## TASK TO CARRY OUT
Exact repetition of every entry is required.
— start DATA RECORDS —
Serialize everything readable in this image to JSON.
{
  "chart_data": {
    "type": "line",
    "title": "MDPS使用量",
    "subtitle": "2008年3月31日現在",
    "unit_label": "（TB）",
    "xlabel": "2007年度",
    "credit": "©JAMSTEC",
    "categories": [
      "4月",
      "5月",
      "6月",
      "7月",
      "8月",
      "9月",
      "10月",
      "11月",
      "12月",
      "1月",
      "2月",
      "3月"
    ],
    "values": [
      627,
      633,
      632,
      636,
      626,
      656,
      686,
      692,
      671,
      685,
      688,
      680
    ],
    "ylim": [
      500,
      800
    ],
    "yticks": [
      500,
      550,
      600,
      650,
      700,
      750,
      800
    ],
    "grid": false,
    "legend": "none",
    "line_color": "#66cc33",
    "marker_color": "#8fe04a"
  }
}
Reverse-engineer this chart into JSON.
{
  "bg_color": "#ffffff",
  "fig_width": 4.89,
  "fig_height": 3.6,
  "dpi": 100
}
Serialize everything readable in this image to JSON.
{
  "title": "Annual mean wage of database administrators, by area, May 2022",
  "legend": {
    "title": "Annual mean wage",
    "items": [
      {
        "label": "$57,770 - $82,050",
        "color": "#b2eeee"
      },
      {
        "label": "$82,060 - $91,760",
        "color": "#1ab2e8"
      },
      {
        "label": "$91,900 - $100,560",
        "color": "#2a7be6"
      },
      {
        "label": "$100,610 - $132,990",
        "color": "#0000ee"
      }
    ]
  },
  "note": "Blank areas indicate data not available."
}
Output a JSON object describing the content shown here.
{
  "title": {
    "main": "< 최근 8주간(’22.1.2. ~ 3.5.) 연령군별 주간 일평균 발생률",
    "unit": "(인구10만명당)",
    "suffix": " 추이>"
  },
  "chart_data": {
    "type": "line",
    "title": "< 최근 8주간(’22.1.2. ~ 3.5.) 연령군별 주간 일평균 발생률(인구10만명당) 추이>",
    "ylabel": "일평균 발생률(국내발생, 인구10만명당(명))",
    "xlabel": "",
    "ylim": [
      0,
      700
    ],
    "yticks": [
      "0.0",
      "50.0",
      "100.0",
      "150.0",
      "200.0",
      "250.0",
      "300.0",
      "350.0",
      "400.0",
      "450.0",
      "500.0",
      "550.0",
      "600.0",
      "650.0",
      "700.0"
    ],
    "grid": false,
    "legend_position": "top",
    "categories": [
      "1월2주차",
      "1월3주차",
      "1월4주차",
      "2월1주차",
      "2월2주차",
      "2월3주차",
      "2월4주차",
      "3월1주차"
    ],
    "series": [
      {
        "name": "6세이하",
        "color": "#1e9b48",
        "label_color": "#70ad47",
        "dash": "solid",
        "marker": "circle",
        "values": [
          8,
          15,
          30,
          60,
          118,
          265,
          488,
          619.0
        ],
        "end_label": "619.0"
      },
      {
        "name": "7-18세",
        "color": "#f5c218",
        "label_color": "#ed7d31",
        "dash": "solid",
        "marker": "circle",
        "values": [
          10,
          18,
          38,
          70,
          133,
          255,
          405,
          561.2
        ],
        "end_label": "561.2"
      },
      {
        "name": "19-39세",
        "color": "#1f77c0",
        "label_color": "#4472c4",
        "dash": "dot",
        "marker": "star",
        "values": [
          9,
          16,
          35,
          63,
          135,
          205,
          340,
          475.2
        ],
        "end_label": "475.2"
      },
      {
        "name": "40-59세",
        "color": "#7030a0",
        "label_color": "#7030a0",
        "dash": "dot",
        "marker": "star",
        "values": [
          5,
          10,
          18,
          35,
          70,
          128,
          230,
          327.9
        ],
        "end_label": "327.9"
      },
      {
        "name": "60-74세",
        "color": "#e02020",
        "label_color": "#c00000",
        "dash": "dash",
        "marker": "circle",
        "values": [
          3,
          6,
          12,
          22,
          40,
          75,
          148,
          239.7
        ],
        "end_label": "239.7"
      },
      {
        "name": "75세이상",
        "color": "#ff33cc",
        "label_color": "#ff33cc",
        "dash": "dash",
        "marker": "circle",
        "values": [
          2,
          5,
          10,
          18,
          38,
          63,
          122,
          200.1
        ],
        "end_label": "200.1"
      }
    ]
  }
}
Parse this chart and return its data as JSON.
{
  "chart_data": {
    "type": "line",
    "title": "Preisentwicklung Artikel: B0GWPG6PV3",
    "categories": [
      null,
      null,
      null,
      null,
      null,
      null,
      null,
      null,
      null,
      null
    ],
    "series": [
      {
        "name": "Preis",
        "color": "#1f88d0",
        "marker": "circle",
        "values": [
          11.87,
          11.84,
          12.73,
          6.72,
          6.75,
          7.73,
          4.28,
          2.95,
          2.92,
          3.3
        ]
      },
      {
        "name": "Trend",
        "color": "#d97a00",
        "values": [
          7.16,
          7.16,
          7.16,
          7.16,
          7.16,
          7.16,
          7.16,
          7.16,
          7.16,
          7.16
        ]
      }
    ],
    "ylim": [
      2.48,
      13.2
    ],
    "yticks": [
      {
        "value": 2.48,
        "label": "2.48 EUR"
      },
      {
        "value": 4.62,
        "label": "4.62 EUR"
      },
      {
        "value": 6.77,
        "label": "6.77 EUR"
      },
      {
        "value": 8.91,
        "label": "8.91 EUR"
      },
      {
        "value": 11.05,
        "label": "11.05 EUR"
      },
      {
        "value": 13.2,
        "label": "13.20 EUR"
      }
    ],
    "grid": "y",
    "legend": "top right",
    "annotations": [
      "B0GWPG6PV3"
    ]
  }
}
— end DATA RECORDS —
## THE COMPLETED TASK
Serialize everything readable in this image to JSON.
{
  "chart_data": {
    "type": "line",
    "title": "MDPS使用量",
    "subtitle": "2008年3月31日現在",
    "unit_label": "（TB）",
    "xlabel": "2007年度",
    "credit": "©JAMSTEC",
    "categories": [
      "4月",
      "5月",
      "6月",
      "7月",
      "8月",
      "9月",
      "10月",
      "11月",
      "12月",
      "1月",
      "2月",
      "3月"
    ],
    "values": [
      627,
      633,
      632,
      636,
      626,
      656,
      686,
      692,
      671,
      685,
      688,
      680
    ],
    "ylim": [
      500,
      800
    ],
    "yticks": [
      500,
      550,
      600,
      650,
      700,
      750,
      800
    ],
    "grid": false,
    "legend": "none",
    "line_color": "#66cc33",
    "marker_color": "#8fe04a"
  }
}
Reverse-engineer this chart into JSON.
{
  "bg_color": "#ffffff",
  "fig_width": 4.89,
  "fig_height": 3.6,
  "dpi": 100
}
Serialize everything readable in this image to JSON.
{
  "title": "Annual mean wage of database administrators, by area, May 2022",
  "legend": {
    "title": "Annual mean wage",
    "items": [
      {
        "label": "$57,770 - $82,050",
        "color": "#b2eeee"
      },
      {
        "label": "$82,060 - $91,760",
        "color": "#1ab2e8"
      },
      {
        "label": "$91,900 - $100,560",
        "color": "#2a7be6"
      },
      {
        "label": "$100,610 - $132,990",
        "color": "#0000ee"
      }
    ]
  },
  "note": "Blank areas indicate data not available."
}
Output a JSON object describing the content shown here.
{
  "title": {
    "main": "< 최근 8주간(’22.1.2. ~ 3.5.) 연령군별 주간 일평균 발생률",
    "unit": "(인구10만명당)",
    "suffix": " 추이>"
  },
  "chart_data": {
    "type": "line",
    "title": "< 최근 8주간(’22.1.2. ~ 3.5.) 연령군별 주간 일평균 발생률(인구10만명당) 추이>",
    "ylabel": "일평균 발생률(국내발생, 인구10만명당(명))",
    "xlabel": "",
    "ylim": [
      0,
      700
    ],
    "yticks": [
      "0.0",
      "50.0",
      "100.0",
      "150.0",
      "200.0",
      "250.0",
      "300.0",
      "350.0",
      "400.0",
      "450.0",
      "500.0",
      "550.0",
      "600.0",
      "650.0",
      "700.0"
    ],
    "grid": false,
    "legend_position": "top",
    "categories": [
      "1월2주차",
      "1월3주차",
      "1월4주차",
      "2월1주차",
      "2월2주차",
      "2월3주차",
      "2월4주차",
      "3월1주차"
    ],
    "series": [
      {
        "name": "6세이하",
        "color": "#1e9b48",
        "label_color": "#70ad47",
        "dash": "solid",
        "marker": "circle",
        "values": [
          8,
          15,
          30,
          60,
          118,
          265,
          488,
          619.0
        ],
        "end_label": "619.0"
      },
      {
        "name": "7-18세",
        "color": "#f5c218",
        "label_color": "#ed7d31",
        "dash": "solid",
        "marker": "circle",
        "values": [
          10,
          18,
          38,
          70,
          133,
          255,
          405,
          561.2
        ],
        "end_label": "561.2"
      },
      {
        "name": "19-39세",
        "color": "#1f77c0",
        "label_color": "#4472c4",
        "dash": "dot",
        "marker": "star",
        "values": [
          9,
          16,
          35,
          63,
          135,
          205,
          340,
          475.2
        ],
        "end_label": "475.2"
      },
      {
        "name": "40-59세",
        "color": "#7030a0",
        "label_color": "#7030a0",
        "dash": "dot",
        "marker": "star",
        "values": [
          5,
          10,
          18,
          35,
          70,
          128,
          230,
          327.9
        ],
        "end_label": "327.9"
      },
      {
        "name": "60-74세",
        "color": "#e02020",
        "label_color": "#c00000",
        "dash": "dash",
        "marker": "circle",
        "values": [
          3,
          6,
          12,
          22,
          40,
          75,
          148,
          239.7
        ],
        "end_label": "239.7"
      },
      {
        "name": "75세이상",
        "color": "#ff33cc",
        "label_color": "#ff33cc",
        "dash": "dash",
        "marker": "circle",
        "values": [
          2,
          5,
          10,
          18,
          38,
          63,
          122,
          200.1
        ],
        "end_label": "200.1"
      }
    ]
  }
}
Parse this chart and return its data as JSON.
{
  "chart_data": {
    "type": "line",
    "title": "Preisentwicklung Artikel: B0GWPG6PV3",
    "categories": [
      null,
      null,
      null,
      null,
      null,
      null,
      null,
      null,
      null,
      null
    ],
    "series": [
      {
        "name": "Preis",
        "color": "#1f88d0",
        "marker": "circle",
        "values": [
          11.87,
          11.84,
          12.73,
          6.72,
          6.75,
          7.73,
          4.28,
          2.95,
          2.92,
          3.3
        ]
      },
      {
        "name": "Trend",
        "color": "#d97a00",
        "values": [
          7.16,
          7.16,
          7.16,
          7.16,
          7.16,
          7.16,
          7.16,
          7.16,
          7.16,
          7.16
        ]
      }
    ],
    "ylim": [
      2.48,
      13.2
    ],
    "yticks": [
      {
        "value": 2.48,
        "label": "2.48 EUR"
      },
      {
        "value": 4.62,
        "label": "4.62 EUR"
      },
      {
        "value": 6.77,
        "label": "6.77 EUR"
      },
      {
        "value": 8.91,
        "label": "8.91 EUR"
      },
      {
        "value": 11.05,
        "label": "11.05 EUR"
      },
      {
        "value": 13.2,
        "label": "13.20 EUR"
      }
    ],
    "grid": "y",
    "legend": "top right",
    "annotations": [
      "B0GWPG6PV3"
    ]
  }
}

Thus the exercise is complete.